Short problem -> Using the listing below, select the lines with the word "Bara" and copy them.
----------------------------------------
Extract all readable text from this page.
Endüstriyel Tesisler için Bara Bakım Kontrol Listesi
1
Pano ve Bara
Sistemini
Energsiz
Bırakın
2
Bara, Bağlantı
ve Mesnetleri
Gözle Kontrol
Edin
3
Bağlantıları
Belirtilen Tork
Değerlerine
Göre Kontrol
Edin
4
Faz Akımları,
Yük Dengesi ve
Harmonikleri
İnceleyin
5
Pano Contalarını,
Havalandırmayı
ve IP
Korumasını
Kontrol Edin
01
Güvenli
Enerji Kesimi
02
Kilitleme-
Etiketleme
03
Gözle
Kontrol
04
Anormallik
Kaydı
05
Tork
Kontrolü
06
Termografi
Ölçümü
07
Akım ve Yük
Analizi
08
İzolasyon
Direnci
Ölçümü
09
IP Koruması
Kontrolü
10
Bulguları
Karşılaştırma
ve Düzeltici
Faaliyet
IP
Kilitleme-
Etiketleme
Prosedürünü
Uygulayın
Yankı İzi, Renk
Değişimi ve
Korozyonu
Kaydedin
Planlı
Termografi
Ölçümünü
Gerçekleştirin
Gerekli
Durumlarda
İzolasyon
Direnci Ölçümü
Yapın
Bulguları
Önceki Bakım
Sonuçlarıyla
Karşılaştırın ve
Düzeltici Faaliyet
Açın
----------------------------------------
Exercise response ->
Endüstriyel Tesisler için Bara Bakım Kontrol Listesi
Pano ve Bara
Bara, Bağlantı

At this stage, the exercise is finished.